Nace la soledad cuando, de espaldas al mundo, alcanzo lo que no distingo con la luz de la realidad, instalándome en situaciones sin síndrome de obediencia. Cuando sé que de todo lo que callo nada podría decirse de otra manera más que así, en solitario silencio de los signos, en apartada ausencia de objetos e imposiciones. Soledad que me aísla y me asoma a las asimetrías de lo incógnito, de donde surgen y considero los ambiguos proyectos del arte y las prefiguraciones de lo extraño, la extrañeza de lo común y la insignificancia de lo que nos espanta desde niños. Donde escucho vocablos desmedidos y resonancias catárquicas.
Necesito esa soledad que me permite querer a quienes así me aceptan y me respetan, con espacios donde me segrego del tú dominante, con propensión al egoísmo, e ingreso en mí mismo en busca de recursos que me rescatan de la sintaxis. Recorro aristas y desfiladeros de fiebre. Y entonces, soy y escribo y me agiganto: árbol toda la vida sobre la tierra pastor del páramo que rasga la escarcha con mastines de sombra no sueño apenas desde hace siglos para qué soñar mientras sobornan los jerarcas faro sobre la noche faro encendido para tan ingrato océano viento benévolo que no arrasas con todo desde que viento eres.
Esa soledad, como libertad pura, en la que se perciben riesgos de sobredosis, desprendimientos de los sentidos, pensamientos afines a la desaparición, pero también alivio, sosiego y tregua. Fuera del alcance de los atroces vasallajes, de las bridas tirantes de aquellos que entienden todo como una posesión, de las rozaduras de los yugos interesados o las llagas de la resignación y la obediencia. Solo, por voluntad y con el corazón insubordinado. Solo, sin dolor y con los espejismos de otras presencias posibles, de otras contingencias menos causales que la casualidad de un encuentro casual y una eterna costumbre.
No hablo de la soledad de los consorcios que carcome a oscuras dos cuerpos que se acompañan y se nutren y crecen de su carne, como un cáncer, ni de la que condena deseos, prohíbe comportamientos y asfixia con sus hilos invisibles más que la soga de los verdugos. Ni de la que imputa la insistente angustia de los contratos de permanencia, ni de la que se desprende de la simulada y altísima cifra de las sumisiones. Tampoco de la que inyecta falso afecto, por miedo, por comprensión, pero encubre venenosas mentiras y traiciones innecesarias.
De ésas huyo como el cachorro ingenuo que por instinto escapa de un sol insano. Ni digo tampoco de la que revienta encima de los seres como una explosión fatal y genera cuartos cerrados con aromas cordiales, aposentos apagados, recuerdos incurables para el resto de los años. A ésa renuncio mientras no sobrevenga.
Sino de la soledad fúlgida que me eleva y me transporta a la otra parte de lo factible, allí donde los límites de lo pactado se diluyen y me confieso y me equiparo al otro y percibo la razonable sinrazón del inculpado, las tretas poderosas de los acusadores, la sinceridad del mentiroso y las hábiles artimañas de los soberanos. De la que se posa en torno a mis dos ojos, que entonces acceden a lo que carece de candor y superficie, y desentrañan la sencillez de lo abstracto, la fragilidad de lo indestructible, la ligereza del sufrimiento y lo leve de la consistencia.
De la soledad que acaricio con los dedos, como un cabello adolescente que me excita. La que roza mis labios como con otros labios tiernos muy carnosos, como una droga exquisita que me prolonga y me aúna con lo infinito. De la soledad que no rechaza el amor pero exige tolerancia para que el amor se haga viable. De la contraria a la convivencia opresiva, la que nos une tan engañosamente y por la que acumulamos rencores y matamos. (La Nueva España, 18-02-09).

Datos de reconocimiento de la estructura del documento
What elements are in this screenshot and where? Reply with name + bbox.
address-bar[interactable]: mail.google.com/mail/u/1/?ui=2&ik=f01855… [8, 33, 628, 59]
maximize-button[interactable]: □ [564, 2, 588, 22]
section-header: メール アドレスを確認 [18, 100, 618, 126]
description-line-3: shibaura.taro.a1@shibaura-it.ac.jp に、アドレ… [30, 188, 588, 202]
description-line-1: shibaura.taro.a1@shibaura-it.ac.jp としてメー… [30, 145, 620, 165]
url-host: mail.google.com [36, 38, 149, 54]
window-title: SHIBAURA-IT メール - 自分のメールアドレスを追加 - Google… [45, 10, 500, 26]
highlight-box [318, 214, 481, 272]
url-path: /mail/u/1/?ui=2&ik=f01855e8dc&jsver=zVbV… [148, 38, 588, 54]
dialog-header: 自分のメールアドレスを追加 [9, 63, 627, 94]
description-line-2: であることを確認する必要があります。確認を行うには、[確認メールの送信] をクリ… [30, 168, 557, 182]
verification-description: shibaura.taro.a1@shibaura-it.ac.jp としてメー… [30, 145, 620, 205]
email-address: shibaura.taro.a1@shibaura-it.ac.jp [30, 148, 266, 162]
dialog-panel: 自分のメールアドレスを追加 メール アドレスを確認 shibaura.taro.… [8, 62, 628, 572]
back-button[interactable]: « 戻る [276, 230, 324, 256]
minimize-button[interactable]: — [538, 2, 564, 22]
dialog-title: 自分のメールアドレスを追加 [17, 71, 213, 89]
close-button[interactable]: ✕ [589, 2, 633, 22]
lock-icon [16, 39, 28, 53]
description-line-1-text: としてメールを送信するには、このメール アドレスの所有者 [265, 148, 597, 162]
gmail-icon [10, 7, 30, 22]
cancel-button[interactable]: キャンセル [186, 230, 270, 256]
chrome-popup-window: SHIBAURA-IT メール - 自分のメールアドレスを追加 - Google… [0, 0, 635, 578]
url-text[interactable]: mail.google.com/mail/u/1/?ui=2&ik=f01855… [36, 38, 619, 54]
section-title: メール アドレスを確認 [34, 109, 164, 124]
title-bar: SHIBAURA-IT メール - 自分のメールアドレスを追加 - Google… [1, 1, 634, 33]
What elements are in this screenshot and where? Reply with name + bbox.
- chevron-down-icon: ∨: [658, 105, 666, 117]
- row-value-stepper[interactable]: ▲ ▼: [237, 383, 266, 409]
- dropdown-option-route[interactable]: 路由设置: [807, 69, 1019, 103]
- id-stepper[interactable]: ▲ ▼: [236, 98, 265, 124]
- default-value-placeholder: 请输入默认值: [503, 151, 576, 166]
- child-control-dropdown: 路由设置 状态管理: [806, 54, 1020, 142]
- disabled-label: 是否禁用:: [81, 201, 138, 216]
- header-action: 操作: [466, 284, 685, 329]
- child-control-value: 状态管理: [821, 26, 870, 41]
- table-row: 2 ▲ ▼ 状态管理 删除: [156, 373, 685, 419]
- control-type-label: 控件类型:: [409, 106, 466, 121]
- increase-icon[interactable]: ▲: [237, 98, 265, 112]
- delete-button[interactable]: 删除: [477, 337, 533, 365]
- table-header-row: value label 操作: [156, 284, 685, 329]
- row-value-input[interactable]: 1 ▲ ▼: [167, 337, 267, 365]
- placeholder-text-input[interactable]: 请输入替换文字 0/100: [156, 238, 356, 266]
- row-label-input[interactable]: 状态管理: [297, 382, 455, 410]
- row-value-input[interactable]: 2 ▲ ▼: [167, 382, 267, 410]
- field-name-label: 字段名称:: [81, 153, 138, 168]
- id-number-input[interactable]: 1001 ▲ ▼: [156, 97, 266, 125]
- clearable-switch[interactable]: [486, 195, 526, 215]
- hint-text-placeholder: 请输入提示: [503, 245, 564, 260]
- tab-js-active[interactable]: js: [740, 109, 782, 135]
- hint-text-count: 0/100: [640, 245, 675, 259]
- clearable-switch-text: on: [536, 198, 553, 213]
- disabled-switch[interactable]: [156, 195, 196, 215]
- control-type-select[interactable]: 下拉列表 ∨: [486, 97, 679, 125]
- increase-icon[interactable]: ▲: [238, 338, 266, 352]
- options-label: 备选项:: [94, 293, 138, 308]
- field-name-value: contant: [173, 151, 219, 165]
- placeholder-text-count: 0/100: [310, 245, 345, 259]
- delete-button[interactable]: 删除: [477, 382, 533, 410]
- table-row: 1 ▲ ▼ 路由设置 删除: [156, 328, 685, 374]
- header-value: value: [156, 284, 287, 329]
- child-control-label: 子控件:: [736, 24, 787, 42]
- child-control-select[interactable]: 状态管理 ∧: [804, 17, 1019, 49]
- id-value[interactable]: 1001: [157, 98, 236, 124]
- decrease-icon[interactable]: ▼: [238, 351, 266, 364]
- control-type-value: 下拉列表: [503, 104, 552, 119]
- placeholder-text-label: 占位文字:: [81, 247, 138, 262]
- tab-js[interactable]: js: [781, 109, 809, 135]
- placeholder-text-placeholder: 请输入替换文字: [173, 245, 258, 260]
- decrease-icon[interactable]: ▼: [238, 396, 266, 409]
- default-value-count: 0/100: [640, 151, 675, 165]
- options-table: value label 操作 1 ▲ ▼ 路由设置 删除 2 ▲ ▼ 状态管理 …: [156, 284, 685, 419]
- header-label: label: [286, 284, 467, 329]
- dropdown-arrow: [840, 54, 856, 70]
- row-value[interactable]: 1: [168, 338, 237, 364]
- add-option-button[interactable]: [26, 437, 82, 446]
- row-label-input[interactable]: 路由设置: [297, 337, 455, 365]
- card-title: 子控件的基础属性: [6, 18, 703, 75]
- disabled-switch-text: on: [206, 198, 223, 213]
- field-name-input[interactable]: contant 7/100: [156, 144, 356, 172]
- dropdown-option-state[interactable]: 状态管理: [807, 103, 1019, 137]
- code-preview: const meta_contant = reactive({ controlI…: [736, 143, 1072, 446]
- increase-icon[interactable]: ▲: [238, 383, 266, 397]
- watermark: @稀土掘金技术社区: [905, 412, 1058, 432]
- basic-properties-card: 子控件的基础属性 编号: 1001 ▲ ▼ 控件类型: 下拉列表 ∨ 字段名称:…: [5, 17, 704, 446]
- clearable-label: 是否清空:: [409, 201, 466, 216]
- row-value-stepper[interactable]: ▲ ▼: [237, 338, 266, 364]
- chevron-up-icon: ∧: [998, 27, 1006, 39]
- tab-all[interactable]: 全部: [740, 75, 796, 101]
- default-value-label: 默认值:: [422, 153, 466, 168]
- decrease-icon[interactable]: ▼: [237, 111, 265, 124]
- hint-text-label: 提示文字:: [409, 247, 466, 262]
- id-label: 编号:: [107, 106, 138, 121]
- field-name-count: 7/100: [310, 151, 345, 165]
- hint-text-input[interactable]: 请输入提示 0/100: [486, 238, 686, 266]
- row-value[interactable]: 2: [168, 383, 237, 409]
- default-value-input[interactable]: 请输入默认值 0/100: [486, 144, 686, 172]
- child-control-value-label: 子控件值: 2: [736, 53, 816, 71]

ACTIVIDAD »
Devuelve, copiado al pie de la letra, el fragmento del texto sobre la soledad comprendido entre "Necesito esa soledad" y "que viento eres.", ambos incluidos. Los registros provienen de una fuente distinta.

RESULTADO ESPERADO »
Necesito esa soledad que me permite querer a quienes así me aceptan y me respetan, con espacios donde me segrego del tú dominante, con propensión al egoísmo, e ingreso en mí mismo en busca de recursos que me rescatan de la sintaxis. Recorro aristas y desfiladeros de fiebre. Y entonces, soy y escribo y me agiganto: árbol toda la vida sobre la tierra pastor del páramo que rasga la escarcha con mastines de sombra no sueño apenas desde hace siglos para qué soñar mientras sobornan los jerarcas faro sobre la noche faro encendido para tan ingrato océano viento benévolo que no arrasas con todo desde que viento eres.